**STORED RECORDS:**

▬▬▬▬▬▬▬▬▬▬

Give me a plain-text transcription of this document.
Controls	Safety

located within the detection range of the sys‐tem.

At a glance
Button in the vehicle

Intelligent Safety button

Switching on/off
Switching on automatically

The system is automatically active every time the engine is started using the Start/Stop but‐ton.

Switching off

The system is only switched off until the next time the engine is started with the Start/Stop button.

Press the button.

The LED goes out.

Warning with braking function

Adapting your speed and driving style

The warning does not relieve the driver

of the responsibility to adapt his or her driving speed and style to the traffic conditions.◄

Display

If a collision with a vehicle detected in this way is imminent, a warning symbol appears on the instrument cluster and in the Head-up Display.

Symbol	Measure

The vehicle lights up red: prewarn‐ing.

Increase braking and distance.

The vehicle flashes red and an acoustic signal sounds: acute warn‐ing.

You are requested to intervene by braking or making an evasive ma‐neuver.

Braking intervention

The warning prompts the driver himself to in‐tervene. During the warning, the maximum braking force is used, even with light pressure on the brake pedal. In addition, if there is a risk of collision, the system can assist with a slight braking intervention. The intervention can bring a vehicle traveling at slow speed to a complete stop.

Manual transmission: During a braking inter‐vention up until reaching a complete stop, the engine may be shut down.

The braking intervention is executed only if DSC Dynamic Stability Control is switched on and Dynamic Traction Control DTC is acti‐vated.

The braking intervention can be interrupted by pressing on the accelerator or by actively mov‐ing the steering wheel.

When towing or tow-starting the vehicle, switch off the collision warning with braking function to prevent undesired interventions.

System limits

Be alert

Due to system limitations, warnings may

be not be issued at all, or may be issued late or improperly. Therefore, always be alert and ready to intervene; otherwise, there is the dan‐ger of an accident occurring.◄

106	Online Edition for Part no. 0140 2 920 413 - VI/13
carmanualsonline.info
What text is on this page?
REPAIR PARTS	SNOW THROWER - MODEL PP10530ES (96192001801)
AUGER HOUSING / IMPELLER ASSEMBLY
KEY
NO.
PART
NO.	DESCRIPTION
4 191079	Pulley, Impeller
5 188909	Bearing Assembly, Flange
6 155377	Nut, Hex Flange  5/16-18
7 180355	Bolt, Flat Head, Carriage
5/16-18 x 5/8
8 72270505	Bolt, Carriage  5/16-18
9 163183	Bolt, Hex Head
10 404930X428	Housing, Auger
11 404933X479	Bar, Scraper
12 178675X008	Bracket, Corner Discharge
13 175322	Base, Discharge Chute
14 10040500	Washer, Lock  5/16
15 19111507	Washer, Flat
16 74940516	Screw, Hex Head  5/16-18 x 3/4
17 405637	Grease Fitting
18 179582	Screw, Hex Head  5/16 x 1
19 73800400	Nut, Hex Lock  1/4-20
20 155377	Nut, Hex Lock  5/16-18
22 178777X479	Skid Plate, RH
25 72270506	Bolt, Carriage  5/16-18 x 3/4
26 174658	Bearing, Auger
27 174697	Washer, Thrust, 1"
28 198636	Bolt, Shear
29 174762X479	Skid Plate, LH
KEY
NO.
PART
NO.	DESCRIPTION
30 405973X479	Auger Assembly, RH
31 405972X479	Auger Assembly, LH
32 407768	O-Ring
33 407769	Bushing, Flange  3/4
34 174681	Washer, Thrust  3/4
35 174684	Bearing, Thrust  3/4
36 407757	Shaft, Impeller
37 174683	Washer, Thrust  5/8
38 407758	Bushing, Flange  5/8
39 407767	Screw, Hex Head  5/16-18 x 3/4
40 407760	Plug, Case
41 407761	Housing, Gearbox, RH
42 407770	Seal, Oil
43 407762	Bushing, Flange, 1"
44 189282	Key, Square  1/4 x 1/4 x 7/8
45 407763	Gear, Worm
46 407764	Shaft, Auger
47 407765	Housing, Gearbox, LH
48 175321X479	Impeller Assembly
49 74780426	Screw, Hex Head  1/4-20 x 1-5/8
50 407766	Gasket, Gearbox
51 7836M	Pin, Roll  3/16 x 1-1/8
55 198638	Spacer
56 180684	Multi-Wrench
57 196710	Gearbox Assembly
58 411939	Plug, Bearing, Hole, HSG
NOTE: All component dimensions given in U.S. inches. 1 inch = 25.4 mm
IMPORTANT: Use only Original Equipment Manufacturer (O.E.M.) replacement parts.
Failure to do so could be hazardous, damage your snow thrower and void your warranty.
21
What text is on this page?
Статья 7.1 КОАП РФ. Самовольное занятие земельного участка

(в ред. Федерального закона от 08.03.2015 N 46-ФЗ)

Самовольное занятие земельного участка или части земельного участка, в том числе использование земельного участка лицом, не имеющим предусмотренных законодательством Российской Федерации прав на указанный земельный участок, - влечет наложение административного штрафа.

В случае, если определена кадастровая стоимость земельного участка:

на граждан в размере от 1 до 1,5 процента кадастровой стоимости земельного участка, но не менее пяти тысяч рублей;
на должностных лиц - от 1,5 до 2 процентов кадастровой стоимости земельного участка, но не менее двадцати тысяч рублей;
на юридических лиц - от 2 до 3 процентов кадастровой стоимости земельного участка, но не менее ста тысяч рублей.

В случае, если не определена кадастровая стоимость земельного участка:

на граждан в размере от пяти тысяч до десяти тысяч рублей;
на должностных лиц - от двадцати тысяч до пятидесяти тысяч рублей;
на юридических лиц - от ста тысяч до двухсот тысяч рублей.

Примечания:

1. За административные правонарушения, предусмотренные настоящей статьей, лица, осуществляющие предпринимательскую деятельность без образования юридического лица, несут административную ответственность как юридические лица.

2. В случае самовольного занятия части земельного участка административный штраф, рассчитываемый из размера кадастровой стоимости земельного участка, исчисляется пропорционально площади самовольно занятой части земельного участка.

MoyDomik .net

▬▬▬▬▬▬▬▬▬▬

**EXERCISE DETAILS:** Word for word, extract all the records.

**PROBLEM SOLUTION:**
Give me a plain-text transcription of this document.
Controls	Safety

located within the detection range of the sys‐tem.

At a glance
Button in the vehicle

Intelligent Safety button

Switching on/off
Switching on automatically

The system is automatically active every time the engine is started using the Start/Stop but‐ton.

Switching off

The system is only switched off until the next time the engine is started with the Start/Stop button.

Press the button.

The LED goes out.

Warning with braking function

Adapting your speed and driving style

The warning does not relieve the driver

of the responsibility to adapt his or her driving speed and style to the traffic conditions.◄

Display

If a collision with a vehicle detected in this way is imminent, a warning symbol appears on the instrument cluster and in the Head-up Display.

Symbol	Measure

The vehicle lights up red: prewarn‐ing.

Increase braking and distance.

The vehicle flashes red and an acoustic signal sounds: acute warn‐ing.

You are requested to intervene by braking or making an evasive ma‐neuver.

Braking intervention

The warning prompts the driver himself to in‐tervene. During the warning, the maximum braking force is used, even with light pressure on the brake pedal. In addition, if there is a risk of collision, the system can assist with a slight braking intervention. The intervention can bring a vehicle traveling at slow speed to a complete stop.

Manual transmission: During a braking inter‐vention up until reaching a complete stop, the engine may be shut down.

The braking intervention is executed only if DSC Dynamic Stability Control is switched on and Dynamic Traction Control DTC is acti‐vated.

The braking intervention can be interrupted by pressing on the accelerator or by actively mov‐ing the steering wheel.

When towing or tow-starting the vehicle, switch off the collision warning with braking function to prevent undesired interventions.

System limits

Be alert

Due to system limitations, warnings may

be not be issued at all, or may be issued late or improperly. Therefore, always be alert and ready to intervene; otherwise, there is the dan‐ger of an accident occurring.◄

106	Online Edition for Part no. 0140 2 920 413 - VI/13
carmanualsonline.info
What text is on this page?
REPAIR PARTS	SNOW THROWER - MODEL PP10530ES (96192001801)
AUGER HOUSING / IMPELLER ASSEMBLY
KEY
NO.
PART
NO.	DESCRIPTION
4 191079	Pulley, Impeller
5 188909	Bearing Assembly, Flange
6 155377	Nut, Hex Flange  5/16-18
7 180355	Bolt, Flat Head, Carriage
5/16-18 x 5/8
8 72270505	Bolt, Carriage  5/16-18
9 163183	Bolt, Hex Head
10 404930X428	Housing, Auger
11 404933X479	Bar, Scraper
12 178675X008	Bracket, Corner Discharge
13 175322	Base, Discharge Chute
14 10040500	Washer, Lock  5/16
15 19111507	Washer, Flat
16 74940516	Screw, Hex Head  5/16-18 x 3/4
17 405637	Grease Fitting
18 179582	Screw, Hex Head  5/16 x 1
19 73800400	Nut, Hex Lock  1/4-20
20 155377	Nut, Hex Lock  5/16-18
22 178777X479	Skid Plate, RH
25 72270506	Bolt, Carriage  5/16-18 x 3/4
26 174658	Bearing, Auger
27 174697	Washer, Thrust, 1"
28 198636	Bolt, Shear
29 174762X479	Skid Plate, LH
KEY
NO.
PART
NO.	DESCRIPTION
30 405973X479	Auger Assembly, RH
31 405972X479	Auger Assembly, LH
32 407768	O-Ring
33 407769	Bushing, Flange  3/4
34 174681	Washer, Thrust  3/4
35 174684	Bearing, Thrust  3/4
36 407757	Shaft, Impeller
37 174683	Washer, Thrust  5/8
38 407758	Bushing, Flange  5/8
39 407767	Screw, Hex Head  5/16-18 x 3/4
40 407760	Plug, Case
41 407761	Housing, Gearbox, RH
42 407770	Seal, Oil
43 407762	Bushing, Flange, 1"
44 189282	Key, Square  1/4 x 1/4 x 7/8
45 407763	Gear, Worm
46 407764	Shaft, Auger
47 407765	Housing, Gearbox, LH
48 175321X479	Impeller Assembly
49 74780426	Screw, Hex Head  1/4-20 x 1-5/8
50 407766	Gasket, Gearbox
51 7836M	Pin, Roll  3/16 x 1-1/8
55 198638	Spacer
56 180684	Multi-Wrench
57 196710	Gearbox Assembly
58 411939	Plug, Bearing, Hole, HSG
NOTE: All component dimensions given in U.S. inches. 1 inch = 25.4 mm
IMPORTANT: Use only Original Equipment Manufacturer (O.E.M.) replacement parts.
Failure to do so could be hazardous, damage your snow thrower and void your warranty.
21
What text is on this page?
Статья 7.1 КОАП РФ. Самовольное занятие земельного участка

(в ред. Федерального закона от 08.03.2015 N 46-ФЗ)

Самовольное занятие земельного участка или части земельного участка, в том числе использование земельного участка лицом, не имеющим предусмотренных законодательством Российской Федерации прав на указанный земельный участок, - влечет наложение административного штрафа.

В случае, если определена кадастровая стоимость земельного участка:

на граждан в размере от 1 до 1,5 процента кадастровой стоимости земельного участка, но не менее пяти тысяч рублей;
на должностных лиц - от 1,5 до 2 процентов кадастровой стоимости земельного участка, но не менее двадцати тысяч рублей;
на юридических лиц - от 2 до 3 процентов кадастровой стоимости земельного участка, но не менее ста тысяч рублей.

В случае, если не определена кадастровая стоимость земельного участка:

на граждан в размере от пяти тысяч до десяти тысяч рублей;
на должностных лиц - от двадцати тысяч до пятидесяти тысяч рублей;
на юридических лиц - от ста тысяч до двухсот тысяч рублей.

Примечания:

1. За административные правонарушения, предусмотренные настоящей статьей, лица, осуществляющие предпринимательскую деятельность без образования юридического лица, несут административную ответственность как юридические лица.

2. В случае самовольного занятия части земельного участка административный штраф, рассчитываемый из размера кадастровой стоимости земельного участка, исчисляется пропорционально площади самовольно занятой части земельного участка.

MoyDomik .net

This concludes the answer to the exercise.